(Records that describe figures)
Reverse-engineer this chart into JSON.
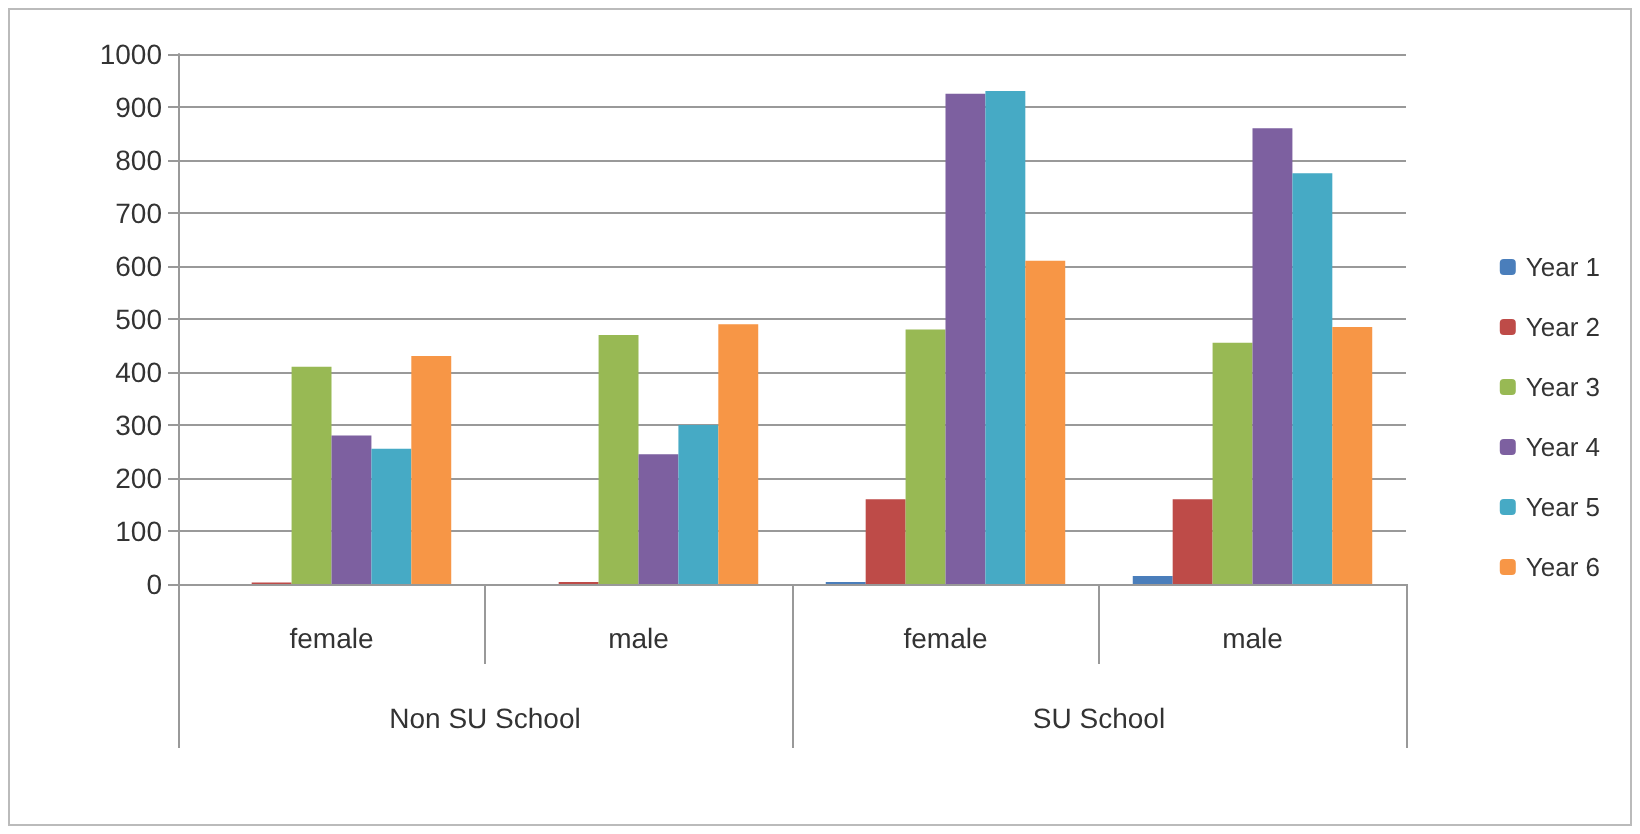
{
  "chart_data": {
    "type": "bar",
    "categories": [
      "female",
      "male",
      "female",
      "male"
    ],
    "annotations": [
      "Non SU School",
      "SU School"
    ],
    "series": [
      {
        "name": "Year 1",
        "color": "#4a7ebb",
        "values": [
          0,
          0,
          4,
          15
        ]
      },
      {
        "name": "Year 2",
        "color": "#be4b48",
        "values": [
          3,
          4,
          160,
          160
        ]
      },
      {
        "name": "Year 3",
        "color": "#98b954",
        "values": [
          410,
          470,
          480,
          455
        ]
      },
      {
        "name": "Year 4",
        "color": "#7d60a0",
        "values": [
          280,
          245,
          925,
          860
        ]
      },
      {
        "name": "Year 5",
        "color": "#46aac5",
        "values": [
          255,
          300,
          930,
          775
        ]
      },
      {
        "name": "Year 6",
        "color": "#f79646",
        "values": [
          430,
          490,
          610,
          485
        ]
      }
    ],
    "ylim": [
      0,
      1000
    ],
    "yticks": [
      0,
      100,
      200,
      300,
      400,
      500,
      600,
      700,
      800,
      900,
      1000
    ],
    "grid": "y",
    "legend": "right"
  }
}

◆ Objective
Copy out each line of the data containing the string "name".

◆ Expected answer
        "name": "Year 1",
        "name": "Year 2",
        "name": "Year 3",
        "name": "Year 4",
        "name": "Year 5",
        "name": "Year 6",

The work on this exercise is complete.